> [What is asked]
Transcribe the material in full. Nothing should differ except that the pictures are left out.

Extracts from a graphics dataset:
——

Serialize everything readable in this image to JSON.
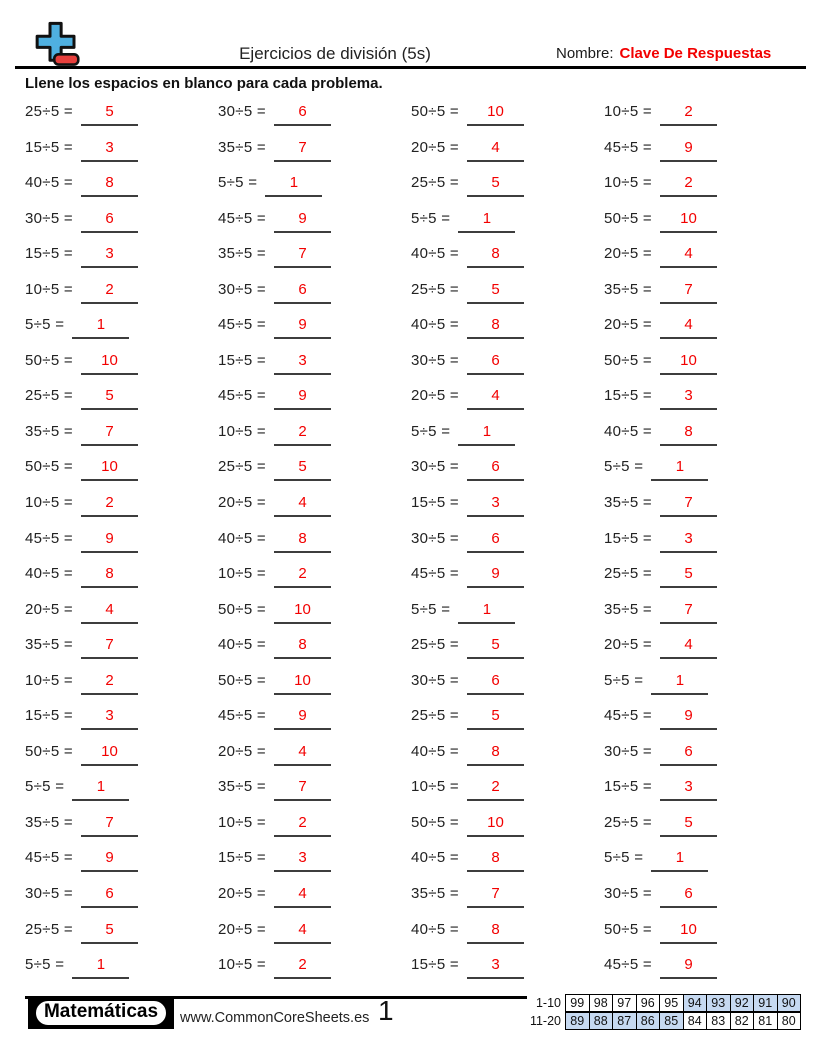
{
  "header": {
    "title": "Ejercicios de división (5s)",
    "name_label": "Nombre:",
    "name_value": "Clave De Respuestas",
    "instruction": "Llene los espacios en blanco para cada problema."
  },
  "colors": {
    "answer_red": "#f20000",
    "name_red": "#f20000",
    "logo_blue": "#4fb0e0",
    "logo_red": "#e8403d",
    "score_highlight": "#c6d9f1"
  },
  "problems": {
    "columns": [
      [
        {
          "q": "25÷5 =",
          "a": "5"
        },
        {
          "q": "15÷5 =",
          "a": "3"
        },
        {
          "q": "40÷5 =",
          "a": "8"
        },
        {
          "q": "30÷5 =",
          "a": "6"
        },
        {
          "q": "15÷5 =",
          "a": "3"
        },
        {
          "q": "10÷5 =",
          "a": "2"
        },
        {
          "q": "5÷5 =",
          "a": "1"
        },
        {
          "q": "50÷5 =",
          "a": "10"
        },
        {
          "q": "25÷5 =",
          "a": "5"
        },
        {
          "q": "35÷5 =",
          "a": "7"
        },
        {
          "q": "50÷5 =",
          "a": "10"
        },
        {
          "q": "10÷5 =",
          "a": "2"
        },
        {
          "q": "45÷5 =",
          "a": "9"
        },
        {
          "q": "40÷5 =",
          "a": "8"
        },
        {
          "q": "20÷5 =",
          "a": "4"
        },
        {
          "q": "35÷5 =",
          "a": "7"
        },
        {
          "q": "10÷5 =",
          "a": "2"
        },
        {
          "q": "15÷5 =",
          "a": "3"
        },
        {
          "q": "50÷5 =",
          "a": "10"
        },
        {
          "q": "5÷5 =",
          "a": "1"
        },
        {
          "q": "35÷5 =",
          "a": "7"
        },
        {
          "q": "45÷5 =",
          "a": "9"
        },
        {
          "q": "30÷5 =",
          "a": "6"
        },
        {
          "q": "25÷5 =",
          "a": "5"
        },
        {
          "q": "5÷5 =",
          "a": "1"
        }
      ],
      [
        {
          "q": "30÷5 =",
          "a": "6"
        },
        {
          "q": "35÷5 =",
          "a": "7"
        },
        {
          "q": "5÷5 =",
          "a": "1"
        },
        {
          "q": "45÷5 =",
          "a": "9"
        },
        {
          "q": "35÷5 =",
          "a": "7"
        },
        {
          "q": "30÷5 =",
          "a": "6"
        },
        {
          "q": "45÷5 =",
          "a": "9"
        },
        {
          "q": "15÷5 =",
          "a": "3"
        },
        {
          "q": "45÷5 =",
          "a": "9"
        },
        {
          "q": "10÷5 =",
          "a": "2"
        },
        {
          "q": "25÷5 =",
          "a": "5"
        },
        {
          "q": "20÷5 =",
          "a": "4"
        },
        {
          "q": "40÷5 =",
          "a": "8"
        },
        {
          "q": "10÷5 =",
          "a": "2"
        },
        {
          "q": "50÷5 =",
          "a": "10"
        },
        {
          "q": "40÷5 =",
          "a": "8"
        },
        {
          "q": "50÷5 =",
          "a": "10"
        },
        {
          "q": "45÷5 =",
          "a": "9"
        },
        {
          "q": "20÷5 =",
          "a": "4"
        },
        {
          "q": "35÷5 =",
          "a": "7"
        },
        {
          "q": "10÷5 =",
          "a": "2"
        },
        {
          "q": "15÷5 =",
          "a": "3"
        },
        {
          "q": "20÷5 =",
          "a": "4"
        },
        {
          "q": "20÷5 =",
          "a": "4"
        },
        {
          "q": "10÷5 =",
          "a": "2"
        }
      ],
      [
        {
          "q": "50÷5 =",
          "a": "10"
        },
        {
          "q": "20÷5 =",
          "a": "4"
        },
        {
          "q": "25÷5 =",
          "a": "5"
        },
        {
          "q": "5÷5 =",
          "a": "1"
        },
        {
          "q": "40÷5 =",
          "a": "8"
        },
        {
          "q": "25÷5 =",
          "a": "5"
        },
        {
          "q": "40÷5 =",
          "a": "8"
        },
        {
          "q": "30÷5 =",
          "a": "6"
        },
        {
          "q": "20÷5 =",
          "a": "4"
        },
        {
          "q": "5÷5 =",
          "a": "1"
        },
        {
          "q": "30÷5 =",
          "a": "6"
        },
        {
          "q": "15÷5 =",
          "a": "3"
        },
        {
          "q": "30÷5 =",
          "a": "6"
        },
        {
          "q": "45÷5 =",
          "a": "9"
        },
        {
          "q": "5÷5 =",
          "a": "1"
        },
        {
          "q": "25÷5 =",
          "a": "5"
        },
        {
          "q": "30÷5 =",
          "a": "6"
        },
        {
          "q": "25÷5 =",
          "a": "5"
        },
        {
          "q": "40÷5 =",
          "a": "8"
        },
        {
          "q": "10÷5 =",
          "a": "2"
        },
        {
          "q": "50÷5 =",
          "a": "10"
        },
        {
          "q": "40÷5 =",
          "a": "8"
        },
        {
          "q": "35÷5 =",
          "a": "7"
        },
        {
          "q": "40÷5 =",
          "a": "8"
        },
        {
          "q": "15÷5 =",
          "a": "3"
        }
      ],
      [
        {
          "q": "10÷5 =",
          "a": "2"
        },
        {
          "q": "45÷5 =",
          "a": "9"
        },
        {
          "q": "10÷5 =",
          "a": "2"
        },
        {
          "q": "50÷5 =",
          "a": "10"
        },
        {
          "q": "20÷5 =",
          "a": "4"
        },
        {
          "q": "35÷5 =",
          "a": "7"
        },
        {
          "q": "20÷5 =",
          "a": "4"
        },
        {
          "q": "50÷5 =",
          "a": "10"
        },
        {
          "q": "15÷5 =",
          "a": "3"
        },
        {
          "q": "40÷5 =",
          "a": "8"
        },
        {
          "q": "5÷5 =",
          "a": "1"
        },
        {
          "q": "35÷5 =",
          "a": "7"
        },
        {
          "q": "15÷5 =",
          "a": "3"
        },
        {
          "q": "25÷5 =",
          "a": "5"
        },
        {
          "q": "35÷5 =",
          "a": "7"
        },
        {
          "q": "20÷5 =",
          "a": "4"
        },
        {
          "q": "5÷5 =",
          "a": "1"
        },
        {
          "q": "45÷5 =",
          "a": "9"
        },
        {
          "q": "30÷5 =",
          "a": "6"
        },
        {
          "q": "15÷5 =",
          "a": "3"
        },
        {
          "q": "25÷5 =",
          "a": "5"
        },
        {
          "q": "5÷5 =",
          "a": "1"
        },
        {
          "q": "30÷5 =",
          "a": "6"
        },
        {
          "q": "50÷5 =",
          "a": "10"
        },
        {
          "q": "45÷5 =",
          "a": "9"
        }
      ]
    ]
  },
  "footer": {
    "brand": "Matemáticas",
    "website": "www.CommonCoreSheets.es",
    "page_number": "1",
    "score_table": {
      "rows": [
        {
          "label": "1-10",
          "cells": [
            {
              "v": "99",
              "hl": false
            },
            {
              "v": "98",
              "hl": false
            },
            {
              "v": "97",
              "hl": false
            },
            {
              "v": "96",
              "hl": false
            },
            {
              "v": "95",
              "hl": false
            },
            {
              "v": "94",
              "hl": true
            },
            {
              "v": "93",
              "hl": true
            },
            {
              "v": "92",
              "hl": true
            },
            {
              "v": "91",
              "hl": true
            },
            {
              "v": "90",
              "hl": true
            }
          ]
        },
        {
          "label": "11-20",
          "cells": [
            {
              "v": "89",
              "hl": true
            },
            {
              "v": "88",
              "hl": true
            },
            {
              "v": "87",
              "hl": true
            },
            {
              "v": "86",
              "hl": true
            },
            {
              "v": "85",
              "hl": true
            },
            {
              "v": "84",
              "hl": false
            },
            {
              "v": "83",
              "hl": false
            },
            {
              "v": "82",
              "hl": false
            },
            {
              "v": "81",
              "hl": false
            },
            {
              "v": "80",
              "hl": false
            }
          ]
        }
      ]
    }
  }
}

——

> [Expected answer]
Serialize everything readable in this image to JSON.
{
  "header": {
    "title": "Ejercicios de división (5s)",
    "name_label": "Nombre:",
    "name_value": "Clave De Respuestas",
    "instruction": "Llene los espacios en blanco para cada problema."
  },
  "colors": {
    "answer_red": "#f20000",
    "name_red": "#f20000",
    "logo_blue": "#4fb0e0",
    "logo_red": "#e8403d",
    "score_highlight": "#c6d9f1"
  },
  "problems": {
    "columns": [
      [
        {
          "q": "25÷5 =",
          "a": "5"
        },
        {
          "q": "15÷5 =",
          "a": "3"
        },
        {
          "q": "40÷5 =",
          "a": "8"
        },
        {
          "q": "30÷5 =",
          "a": "6"
        },
        {
          "q": "15÷5 =",
          "a": "3"
        },
        {
          "q": "10÷5 =",
          "a": "2"
        },
        {
          "q": "5÷5 =",
          "a": "1"
        },
        {
          "q": "50÷5 =",
          "a": "10"
        },
        {
          "q": "25÷5 =",
          "a": "5"
        },
        {
          "q": "35÷5 =",
          "a": "7"
        },
        {
          "q": "50÷5 =",
          "a": "10"
        },
        {
          "q": "10÷5 =",
          "a": "2"
        },
        {
          "q": "45÷5 =",
          "a": "9"
        },
        {
          "q": "40÷5 =",
          "a": "8"
        },
        {
          "q": "20÷5 =",
          "a": "4"
        },
        {
          "q": "35÷5 =",
          "a": "7"
        },
        {
          "q": "10÷5 =",
          "a": "2"
        },
        {
          "q": "15÷5 =",
          "a": "3"
        },
        {
          "q": "50÷5 =",
          "a": "10"
        },
        {
          "q": "5÷5 =",
          "a": "1"
        },
        {
          "q": "35÷5 =",
          "a": "7"
        },
        {
          "q": "45÷5 =",
          "a": "9"
        },
        {
          "q": "30÷5 =",
          "a": "6"
        },
        {
          "q": "25÷5 =",
          "a": "5"
        },
        {
          "q": "5÷5 =",
          "a": "1"
        }
      ],
      [
        {
          "q": "30÷5 =",
          "a": "6"
        },
        {
          "q": "35÷5 =",
          "a": "7"
        },
        {
          "q": "5÷5 =",
          "a": "1"
        },
        {
          "q": "45÷5 =",
          "a": "9"
        },
        {
          "q": "35÷5 =",
          "a": "7"
        },
        {
          "q": "30÷5 =",
          "a": "6"
        },
        {
          "q": "45÷5 =",
          "a": "9"
        },
        {
          "q": "15÷5 =",
          "a": "3"
        },
        {
          "q": "45÷5 =",
          "a": "9"
        },
        {
          "q": "10÷5 =",
          "a": "2"
        },
        {
          "q": "25÷5 =",
          "a": "5"
        },
        {
          "q": "20÷5 =",
          "a": "4"
        },
        {
          "q": "40÷5 =",
          "a": "8"
        },
        {
          "q": "10÷5 =",
          "a": "2"
        },
        {
          "q": "50÷5 =",
          "a": "10"
        },
        {
          "q": "40÷5 =",
          "a": "8"
        },
        {
          "q": "50÷5 =",
          "a": "10"
        },
        {
          "q": "45÷5 =",
          "a": "9"
        },
        {
          "q": "20÷5 =",
          "a": "4"
        },
        {
          "q": "35÷5 =",
          "a": "7"
        },
        {
          "q": "10÷5 =",
          "a": "2"
        },
        {
          "q": "15÷5 =",
          "a": "3"
        },
        {
          "q": "20÷5 =",
          "a": "4"
        },
        {
          "q": "20÷5 =",
          "a": "4"
        },
        {
          "q": "10÷5 =",
          "a": "2"
        }
      ],
      [
        {
          "q": "50÷5 =",
          "a": "10"
        },
        {
          "q": "20÷5 =",
          "a": "4"
        },
        {
          "q": "25÷5 =",
          "a": "5"
        },
        {
          "q": "5÷5 =",
          "a": "1"
        },
        {
          "q": "40÷5 =",
          "a": "8"
        },
        {
          "q": "25÷5 =",
          "a": "5"
        },
        {
          "q": "40÷5 =",
          "a": "8"
        },
        {
          "q": "30÷5 =",
          "a": "6"
        },
        {
          "q": "20÷5 =",
          "a": "4"
        },
        {
          "q": "5÷5 =",
          "a": "1"
        },
        {
          "q": "30÷5 =",
          "a": "6"
        },
        {
          "q": "15÷5 =",
          "a": "3"
        },
        {
          "q": "30÷5 =",
          "a": "6"
        },
        {
          "q": "45÷5 =",
          "a": "9"
        },
        {
          "q": "5÷5 =",
          "a": "1"
        },
        {
          "q": "25÷5 =",
          "a": "5"
        },
        {
          "q": "30÷5 =",
          "a": "6"
        },
        {
          "q": "25÷5 =",
          "a": "5"
        },
        {
          "q": "40÷5 =",
          "a": "8"
        },
        {
          "q": "10÷5 =",
          "a": "2"
        },
        {
          "q": "50÷5 =",
          "a": "10"
        },
        {
          "q": "40÷5 =",
          "a": "8"
        },
        {
          "q": "35÷5 =",
          "a": "7"
        },
        {
          "q": "40÷5 =",
          "a": "8"
        },
        {
          "q": "15÷5 =",
          "a": "3"
        }
      ],
      [
        {
          "q": "10÷5 =",
          "a": "2"
        },
        {
          "q": "45÷5 =",
          "a": "9"
        },
        {
          "q": "10÷5 =",
          "a": "2"
        },
        {
          "q": "50÷5 =",
          "a": "10"
        },
        {
          "q": "20÷5 =",
          "a": "4"
        },
        {
          "q": "35÷5 =",
          "a": "7"
        },
        {
          "q": "20÷5 =",
          "a": "4"
        },
        {
          "q": "50÷5 =",
          "a": "10"
        },
        {
          "q": "15÷5 =",
          "a": "3"
        },
        {
          "q": "40÷5 =",
          "a": "8"
        },
        {
          "q": "5÷5 =",
          "a": "1"
        },
        {
          "q": "35÷5 =",
          "a": "7"
        },
        {
          "q": "15÷5 =",
          "a": "3"
        },
        {
          "q": "25÷5 =",
          "a": "5"
        },
        {
          "q": "35÷5 =",
          "a": "7"
        },
        {
          "q": "20÷5 =",
          "a": "4"
        },
        {
          "q": "5÷5 =",
          "a": "1"
        },
        {
          "q": "45÷5 =",
          "a": "9"
        },
        {
          "q": "30÷5 =",
          "a": "6"
        },
        {
          "q": "15÷5 =",
          "a": "3"
        },
        {
          "q": "25÷5 =",
          "a": "5"
        },
        {
          "q": "5÷5 =",
          "a": "1"
        },
        {
          "q": "30÷5 =",
          "a": "6"
        },
        {
          "q": "50÷5 =",
          "a": "10"
        },
        {
          "q": "45÷5 =",
          "a": "9"
        }
      ]
    ]
  },
  "footer": {
    "brand": "Matemáticas",
    "website": "www.CommonCoreSheets.es",
    "page_number": "1",
    "score_table": {
      "rows": [
        {
          "label": "1-10",
          "cells": [
            {
              "v": "99",
              "hl": false
            },
            {
              "v": "98",
              "hl": false
            },
            {
              "v": "97",
              "hl": false
            },
            {
              "v": "96",
              "hl": false
            },
            {
              "v": "95",
              "hl": false
            },
            {
              "v": "94",
              "hl": true
            },
            {
              "v": "93",
              "hl": true
            },
            {
              "v": "92",
              "hl": true
            },
            {
              "v": "91",
              "hl": true
            },
            {
              "v": "90",
              "hl": true
            }
          ]
        },
        {
          "label": "11-20",
          "cells": [
            {
              "v": "89",
              "hl": true
            },
            {
              "v": "88",
              "hl": true
            },
            {
              "v": "87",
              "hl": true
            },
            {
              "v": "86",
              "hl": true
            },
            {
              "v": "85",
              "hl": true
            },
            {
              "v": "84",
              "hl": false
            },
            {
              "v": "83",
              "hl": false
            },
            {
              "v": "82",
              "hl": false
            },
            {
              "v": "81",
              "hl": false
            },
            {
              "v": "80",
              "hl": false
            }
          ]
        }
      ]
    }
  }
}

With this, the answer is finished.